* [DATA EXTRACT]
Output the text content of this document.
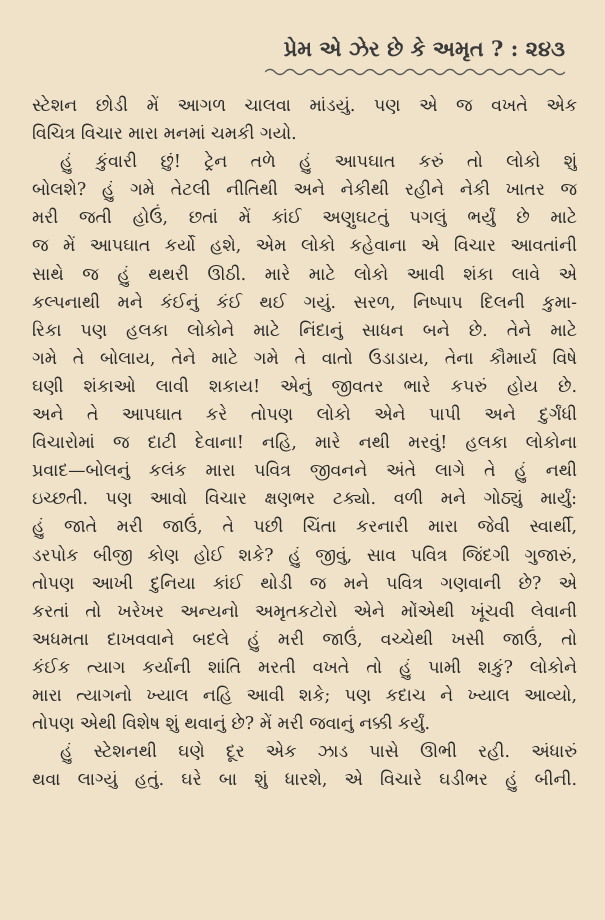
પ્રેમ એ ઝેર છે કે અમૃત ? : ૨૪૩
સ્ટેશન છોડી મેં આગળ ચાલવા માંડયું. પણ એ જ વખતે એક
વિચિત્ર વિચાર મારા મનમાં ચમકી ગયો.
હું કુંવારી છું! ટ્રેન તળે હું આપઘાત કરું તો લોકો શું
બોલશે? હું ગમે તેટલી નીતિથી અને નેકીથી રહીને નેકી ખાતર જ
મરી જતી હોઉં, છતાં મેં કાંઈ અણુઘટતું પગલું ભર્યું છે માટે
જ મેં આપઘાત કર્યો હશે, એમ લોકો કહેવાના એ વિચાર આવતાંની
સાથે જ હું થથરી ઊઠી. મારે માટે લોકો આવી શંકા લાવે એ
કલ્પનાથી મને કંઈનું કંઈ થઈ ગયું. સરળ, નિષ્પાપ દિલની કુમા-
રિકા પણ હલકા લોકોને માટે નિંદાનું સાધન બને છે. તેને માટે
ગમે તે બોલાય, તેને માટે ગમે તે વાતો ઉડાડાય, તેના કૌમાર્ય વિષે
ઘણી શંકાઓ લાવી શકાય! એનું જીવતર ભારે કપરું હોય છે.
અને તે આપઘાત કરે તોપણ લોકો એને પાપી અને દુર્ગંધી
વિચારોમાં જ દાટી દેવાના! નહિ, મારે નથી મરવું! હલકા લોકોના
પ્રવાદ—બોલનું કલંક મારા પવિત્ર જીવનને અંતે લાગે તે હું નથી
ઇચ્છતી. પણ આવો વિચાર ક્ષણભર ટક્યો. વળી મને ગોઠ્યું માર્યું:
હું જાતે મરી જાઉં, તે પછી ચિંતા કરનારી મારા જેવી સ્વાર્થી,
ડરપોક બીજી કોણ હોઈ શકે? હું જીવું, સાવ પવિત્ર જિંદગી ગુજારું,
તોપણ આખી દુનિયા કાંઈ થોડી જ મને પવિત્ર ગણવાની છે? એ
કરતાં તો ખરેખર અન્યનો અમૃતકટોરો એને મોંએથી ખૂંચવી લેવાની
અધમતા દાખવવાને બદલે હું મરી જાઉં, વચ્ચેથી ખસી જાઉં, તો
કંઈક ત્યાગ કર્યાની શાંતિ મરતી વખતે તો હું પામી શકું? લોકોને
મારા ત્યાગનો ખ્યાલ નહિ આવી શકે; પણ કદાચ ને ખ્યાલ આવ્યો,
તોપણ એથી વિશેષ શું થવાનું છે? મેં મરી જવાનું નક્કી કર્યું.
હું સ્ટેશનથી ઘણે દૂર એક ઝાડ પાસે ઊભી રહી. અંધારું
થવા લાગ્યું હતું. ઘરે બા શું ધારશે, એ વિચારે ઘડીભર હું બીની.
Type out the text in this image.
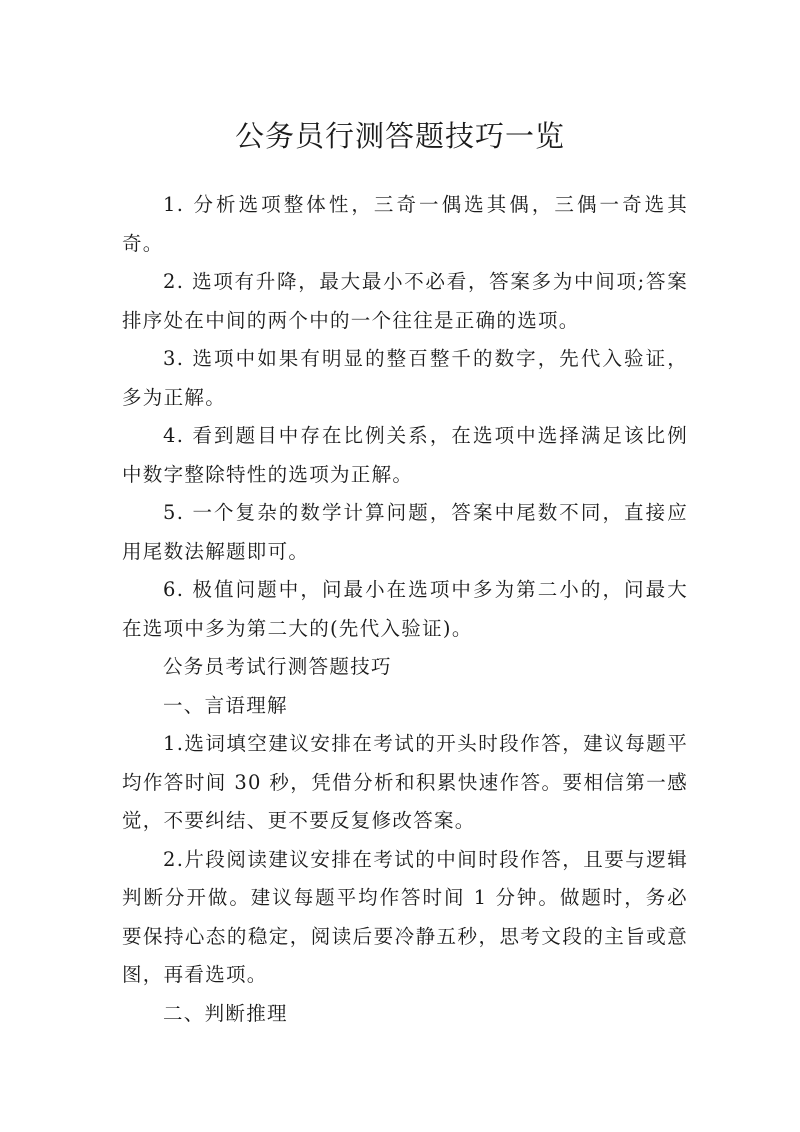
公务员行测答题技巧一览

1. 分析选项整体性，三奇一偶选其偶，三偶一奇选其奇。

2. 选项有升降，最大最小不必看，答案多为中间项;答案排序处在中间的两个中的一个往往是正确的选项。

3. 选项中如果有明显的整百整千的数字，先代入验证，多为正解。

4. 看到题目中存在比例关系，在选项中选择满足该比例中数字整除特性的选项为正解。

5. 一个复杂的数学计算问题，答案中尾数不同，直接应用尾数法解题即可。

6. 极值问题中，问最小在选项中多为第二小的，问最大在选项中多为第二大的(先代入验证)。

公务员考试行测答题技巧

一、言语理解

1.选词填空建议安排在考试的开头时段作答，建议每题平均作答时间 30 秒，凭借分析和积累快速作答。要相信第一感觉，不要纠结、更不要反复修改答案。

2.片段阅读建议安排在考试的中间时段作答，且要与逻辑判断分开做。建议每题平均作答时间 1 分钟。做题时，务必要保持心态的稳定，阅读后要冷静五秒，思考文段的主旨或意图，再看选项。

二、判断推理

--

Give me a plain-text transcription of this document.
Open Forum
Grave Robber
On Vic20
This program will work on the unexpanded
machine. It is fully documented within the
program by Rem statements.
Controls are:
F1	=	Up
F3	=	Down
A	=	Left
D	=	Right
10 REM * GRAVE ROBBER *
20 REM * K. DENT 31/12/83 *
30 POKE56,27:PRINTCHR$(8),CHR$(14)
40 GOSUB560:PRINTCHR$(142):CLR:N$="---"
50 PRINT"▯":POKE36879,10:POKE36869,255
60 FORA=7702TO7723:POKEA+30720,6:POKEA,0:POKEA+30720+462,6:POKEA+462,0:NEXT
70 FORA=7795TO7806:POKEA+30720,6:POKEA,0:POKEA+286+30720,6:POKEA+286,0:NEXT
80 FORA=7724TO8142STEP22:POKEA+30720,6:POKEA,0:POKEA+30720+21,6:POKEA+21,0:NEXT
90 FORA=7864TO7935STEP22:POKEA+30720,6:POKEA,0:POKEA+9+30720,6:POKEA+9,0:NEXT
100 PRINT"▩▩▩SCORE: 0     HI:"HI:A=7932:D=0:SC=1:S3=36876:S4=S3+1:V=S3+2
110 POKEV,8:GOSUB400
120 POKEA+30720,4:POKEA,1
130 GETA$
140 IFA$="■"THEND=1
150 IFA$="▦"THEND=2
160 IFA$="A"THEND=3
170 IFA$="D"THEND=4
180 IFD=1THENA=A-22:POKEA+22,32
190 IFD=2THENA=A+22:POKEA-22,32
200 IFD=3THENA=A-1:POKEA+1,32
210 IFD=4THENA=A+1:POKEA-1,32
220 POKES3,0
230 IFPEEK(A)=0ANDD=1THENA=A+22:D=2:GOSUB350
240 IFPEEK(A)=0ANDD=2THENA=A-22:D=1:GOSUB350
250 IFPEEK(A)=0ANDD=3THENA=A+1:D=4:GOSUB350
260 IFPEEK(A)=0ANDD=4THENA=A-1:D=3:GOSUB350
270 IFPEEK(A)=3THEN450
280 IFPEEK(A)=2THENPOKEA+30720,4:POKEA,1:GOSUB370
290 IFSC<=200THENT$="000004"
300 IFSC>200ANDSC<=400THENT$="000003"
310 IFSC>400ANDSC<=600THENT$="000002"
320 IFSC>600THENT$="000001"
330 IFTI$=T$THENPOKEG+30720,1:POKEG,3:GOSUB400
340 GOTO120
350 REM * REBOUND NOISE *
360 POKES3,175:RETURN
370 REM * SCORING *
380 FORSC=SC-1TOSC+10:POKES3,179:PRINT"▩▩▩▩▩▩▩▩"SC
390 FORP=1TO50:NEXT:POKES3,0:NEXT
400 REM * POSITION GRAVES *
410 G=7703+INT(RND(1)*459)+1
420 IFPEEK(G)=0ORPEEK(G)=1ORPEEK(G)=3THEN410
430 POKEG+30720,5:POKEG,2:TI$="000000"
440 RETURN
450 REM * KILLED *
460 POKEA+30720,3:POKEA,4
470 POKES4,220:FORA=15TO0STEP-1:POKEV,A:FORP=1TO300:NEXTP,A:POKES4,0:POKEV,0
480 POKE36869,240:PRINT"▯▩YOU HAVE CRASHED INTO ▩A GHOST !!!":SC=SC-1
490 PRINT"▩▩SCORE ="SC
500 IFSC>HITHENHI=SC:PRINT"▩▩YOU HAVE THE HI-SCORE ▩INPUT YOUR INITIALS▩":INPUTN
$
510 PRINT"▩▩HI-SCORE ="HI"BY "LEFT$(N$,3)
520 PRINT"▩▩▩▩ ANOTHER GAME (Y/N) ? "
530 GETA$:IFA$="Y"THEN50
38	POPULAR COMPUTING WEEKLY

* [AIM] List each line holding the string "POKEV".

* [TASK OUTPUT]
110 POKEV,8:GOSUB400
470 POKES4,220:FORA=15TO0STEP-1:POKEV,A:FORP=1TO300:NEXTP,A:POKES4,0:POKEV,0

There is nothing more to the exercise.